## The task:
Take down each entry exactly as written.
— BEGIN Input for this task —
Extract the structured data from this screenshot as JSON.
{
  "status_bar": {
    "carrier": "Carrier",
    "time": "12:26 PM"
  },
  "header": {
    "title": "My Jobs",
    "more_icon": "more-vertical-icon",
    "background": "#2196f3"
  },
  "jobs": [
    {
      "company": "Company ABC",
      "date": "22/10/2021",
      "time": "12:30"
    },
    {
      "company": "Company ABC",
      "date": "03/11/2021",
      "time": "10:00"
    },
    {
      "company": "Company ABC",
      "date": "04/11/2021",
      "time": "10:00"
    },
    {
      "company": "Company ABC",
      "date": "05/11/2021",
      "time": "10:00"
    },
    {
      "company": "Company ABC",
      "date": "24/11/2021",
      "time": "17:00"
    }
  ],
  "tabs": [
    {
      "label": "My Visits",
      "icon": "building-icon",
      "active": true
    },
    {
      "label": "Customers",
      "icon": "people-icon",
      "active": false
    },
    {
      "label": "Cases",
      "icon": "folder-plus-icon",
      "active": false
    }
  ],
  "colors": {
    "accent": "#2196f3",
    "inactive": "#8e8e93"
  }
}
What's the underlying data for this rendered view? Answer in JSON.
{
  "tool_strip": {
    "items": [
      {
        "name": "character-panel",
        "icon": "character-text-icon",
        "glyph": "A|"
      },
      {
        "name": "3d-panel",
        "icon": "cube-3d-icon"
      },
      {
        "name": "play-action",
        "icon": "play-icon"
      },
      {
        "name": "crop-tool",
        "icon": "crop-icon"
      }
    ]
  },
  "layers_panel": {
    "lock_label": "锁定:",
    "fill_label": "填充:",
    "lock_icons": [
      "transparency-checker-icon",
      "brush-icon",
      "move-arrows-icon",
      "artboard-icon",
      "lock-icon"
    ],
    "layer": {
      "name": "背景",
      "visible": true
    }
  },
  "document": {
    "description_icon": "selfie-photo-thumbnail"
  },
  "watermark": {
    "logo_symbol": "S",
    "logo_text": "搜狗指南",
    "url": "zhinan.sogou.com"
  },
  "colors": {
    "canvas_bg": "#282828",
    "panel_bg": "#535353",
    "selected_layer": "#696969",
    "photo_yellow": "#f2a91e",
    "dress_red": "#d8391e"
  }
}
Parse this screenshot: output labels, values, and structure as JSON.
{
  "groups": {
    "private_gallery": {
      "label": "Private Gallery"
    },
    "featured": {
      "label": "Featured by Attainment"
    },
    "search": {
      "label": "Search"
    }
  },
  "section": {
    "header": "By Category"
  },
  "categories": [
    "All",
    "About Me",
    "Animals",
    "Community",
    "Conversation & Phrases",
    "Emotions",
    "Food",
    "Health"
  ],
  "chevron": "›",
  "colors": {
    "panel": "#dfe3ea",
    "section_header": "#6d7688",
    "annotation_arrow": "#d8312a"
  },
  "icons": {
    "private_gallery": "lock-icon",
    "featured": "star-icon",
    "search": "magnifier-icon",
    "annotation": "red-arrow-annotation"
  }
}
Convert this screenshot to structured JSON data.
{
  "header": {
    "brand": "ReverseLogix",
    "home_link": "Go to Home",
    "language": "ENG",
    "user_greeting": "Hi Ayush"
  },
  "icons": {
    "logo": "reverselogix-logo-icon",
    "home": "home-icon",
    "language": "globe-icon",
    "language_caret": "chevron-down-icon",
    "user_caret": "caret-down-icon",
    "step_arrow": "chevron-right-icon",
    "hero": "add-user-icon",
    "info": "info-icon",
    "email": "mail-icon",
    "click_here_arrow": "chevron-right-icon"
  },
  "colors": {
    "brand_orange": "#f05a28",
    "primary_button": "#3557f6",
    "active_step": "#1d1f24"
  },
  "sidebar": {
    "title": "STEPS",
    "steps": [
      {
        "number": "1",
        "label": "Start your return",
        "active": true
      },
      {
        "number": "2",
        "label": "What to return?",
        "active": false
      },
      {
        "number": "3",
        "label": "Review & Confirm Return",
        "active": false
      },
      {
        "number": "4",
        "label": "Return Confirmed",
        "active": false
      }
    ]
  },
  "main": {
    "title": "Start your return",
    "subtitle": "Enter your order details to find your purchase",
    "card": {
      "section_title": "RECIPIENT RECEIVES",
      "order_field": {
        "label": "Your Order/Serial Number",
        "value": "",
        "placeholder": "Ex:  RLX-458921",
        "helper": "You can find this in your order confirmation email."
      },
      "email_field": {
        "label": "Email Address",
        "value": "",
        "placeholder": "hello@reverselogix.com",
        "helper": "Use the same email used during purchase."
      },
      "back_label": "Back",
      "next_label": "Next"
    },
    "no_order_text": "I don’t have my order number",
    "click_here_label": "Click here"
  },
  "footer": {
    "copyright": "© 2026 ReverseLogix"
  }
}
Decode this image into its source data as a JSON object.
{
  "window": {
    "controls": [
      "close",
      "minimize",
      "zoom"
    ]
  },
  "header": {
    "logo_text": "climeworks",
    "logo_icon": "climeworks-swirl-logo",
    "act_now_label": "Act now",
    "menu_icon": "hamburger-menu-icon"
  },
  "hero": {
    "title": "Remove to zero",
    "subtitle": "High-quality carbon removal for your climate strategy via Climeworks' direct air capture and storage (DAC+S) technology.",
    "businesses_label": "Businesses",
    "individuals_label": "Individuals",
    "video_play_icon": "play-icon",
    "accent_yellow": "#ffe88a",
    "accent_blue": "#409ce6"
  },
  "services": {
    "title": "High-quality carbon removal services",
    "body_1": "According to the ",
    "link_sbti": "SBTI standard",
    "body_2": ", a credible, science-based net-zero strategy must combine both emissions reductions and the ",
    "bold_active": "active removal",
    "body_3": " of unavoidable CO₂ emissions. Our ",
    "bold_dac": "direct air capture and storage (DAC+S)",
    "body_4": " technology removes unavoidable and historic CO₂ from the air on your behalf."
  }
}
— END Input for this task —
## Task output:
Extract the structured data from this screenshot as JSON.
{
  "status_bar": {
    "carrier": "Carrier",
    "time": "12:26 PM"
  },
  "header": {
    "title": "My Jobs",
    "more_icon": "more-vertical-icon",
    "background": "#2196f3"
  },
  "jobs": [
    {
      "company": "Company ABC",
      "date": "22/10/2021",
      "time": "12:30"
    },
    {
      "company": "Company ABC",
      "date": "03/11/2021",
      "time": "10:00"
    },
    {
      "company": "Company ABC",
      "date": "04/11/2021",
      "time": "10:00"
    },
    {
      "company": "Company ABC",
      "date": "05/11/2021",
      "time": "10:00"
    },
    {
      "company": "Company ABC",
      "date": "24/11/2021",
      "time": "17:00"
    }
  ],
  "tabs": [
    {
      "label": "My Visits",
      "icon": "building-icon",
      "active": true
    },
    {
      "label": "Customers",
      "icon": "people-icon",
      "active": false
    },
    {
      "label": "Cases",
      "icon": "folder-plus-icon",
      "active": false
    }
  ],
  "colors": {
    "accent": "#2196f3",
    "inactive": "#8e8e93"
  }
}
What's the underlying data for this rendered view? Answer in JSON.
{
  "tool_strip": {
    "items": [
      {
        "name": "character-panel",
        "icon": "character-text-icon",
        "glyph": "A|"
      },
      {
        "name": "3d-panel",
        "icon": "cube-3d-icon"
      },
      {
        "name": "play-action",
        "icon": "play-icon"
      },
      {
        "name": "crop-tool",
        "icon": "crop-icon"
      }
    ]
  },
  "layers_panel": {
    "lock_label": "锁定:",
    "fill_label": "填充:",
    "lock_icons": [
      "transparency-checker-icon",
      "brush-icon",
      "move-arrows-icon",
      "artboard-icon",
      "lock-icon"
    ],
    "layer": {
      "name": "背景",
      "visible": true
    }
  },
  "document": {
    "description_icon": "selfie-photo-thumbnail"
  },
  "watermark": {
    "logo_symbol": "S",
    "logo_text": "搜狗指南",
    "url": "zhinan.sogou.com"
  },
  "colors": {
    "canvas_bg": "#282828",
    "panel_bg": "#535353",
    "selected_layer": "#696969",
    "photo_yellow": "#f2a91e",
    "dress_red": "#d8391e"
  }
}
Parse this screenshot: output labels, values, and structure as JSON.
{
  "groups": {
    "private_gallery": {
      "label": "Private Gallery"
    },
    "featured": {
      "label": "Featured by Attainment"
    },
    "search": {
      "label": "Search"
    }
  },
  "section": {
    "header": "By Category"
  },
  "categories": [
    "All",
    "About Me",
    "Animals",
    "Community",
    "Conversation & Phrases",
    "Emotions",
    "Food",
    "Health"
  ],
  "chevron": "›",
  "colors": {
    "panel": "#dfe3ea",
    "section_header": "#6d7688",
    "annotation_arrow": "#d8312a"
  },
  "icons": {
    "private_gallery": "lock-icon",
    "featured": "star-icon",
    "search": "magnifier-icon",
    "annotation": "red-arrow-annotation"
  }
}
Convert this screenshot to structured JSON data.
{
  "header": {
    "brand": "ReverseLogix",
    "home_link": "Go to Home",
    "language": "ENG",
    "user_greeting": "Hi Ayush"
  },
  "icons": {
    "logo": "reverselogix-logo-icon",
    "home": "home-icon",
    "language": "globe-icon",
    "language_caret": "chevron-down-icon",
    "user_caret": "caret-down-icon",
    "step_arrow": "chevron-right-icon",
    "hero": "add-user-icon",
    "info": "info-icon",
    "email": "mail-icon",
    "click_here_arrow": "chevron-right-icon"
  },
  "colors": {
    "brand_orange": "#f05a28",
    "primary_button": "#3557f6",
    "active_step": "#1d1f24"
  },
  "sidebar": {
    "title": "STEPS",
    "steps": [
      {
        "number": "1",
        "label": "Start your return",
        "active": true
      },
      {
        "number": "2",
        "label": "What to return?",
        "active": false
      },
      {
        "number": "3",
        "label": "Review & Confirm Return",
        "active": false
      },
      {
        "number": "4",
        "label": "Return Confirmed",
        "active": false
      }
    ]
  },
  "main": {
    "title": "Start your return",
    "subtitle": "Enter your order details to find your purchase",
    "card": {
      "section_title": "RECIPIENT RECEIVES",
      "order_field": {
        "label": "Your Order/Serial Number",
        "value": "",
        "placeholder": "Ex:  RLX-458921",
        "helper": "You can find this in your order confirmation email."
      },
      "email_field": {
        "label": "Email Address",
        "value": "",
        "placeholder": "hello@reverselogix.com",
        "helper": "Use the same email used during purchase."
      },
      "back_label": "Back",
      "next_label": "Next"
    },
    "no_order_text": "I don’t have my order number",
    "click_here_label": "Click here"
  },
  "footer": {
    "copyright": "© 2026 ReverseLogix"
  }
}
Decode this image into its source data as a JSON object.
{
  "window": {
    "controls": [
      "close",
      "minimize",
      "zoom"
    ]
  },
  "header": {
    "logo_text": "climeworks",
    "logo_icon": "climeworks-swirl-logo",
    "act_now_label": "Act now",
    "menu_icon": "hamburger-menu-icon"
  },
  "hero": {
    "title": "Remove to zero",
    "subtitle": "High-quality carbon removal for your climate strategy via Climeworks' direct air capture and storage (DAC+S) technology.",
    "businesses_label": "Businesses",
    "individuals_label": "Individuals",
    "video_play_icon": "play-icon",
    "accent_yellow": "#ffe88a",
    "accent_blue": "#409ce6"
  },
  "services": {
    "title": "High-quality carbon removal services",
    "body_1": "According to the ",
    "link_sbti": "SBTI standard",
    "body_2": ", a credible, science-based net-zero strategy must combine both emissions reductions and the ",
    "bold_active": "active removal",
    "body_3": " of unavoidable CO₂ emissions. Our ",
    "bold_dac": "direct air capture and storage (DAC+S)",
    "body_4": " technology removes unavoidable and historic CO₂ from the air on your behalf."
  }
}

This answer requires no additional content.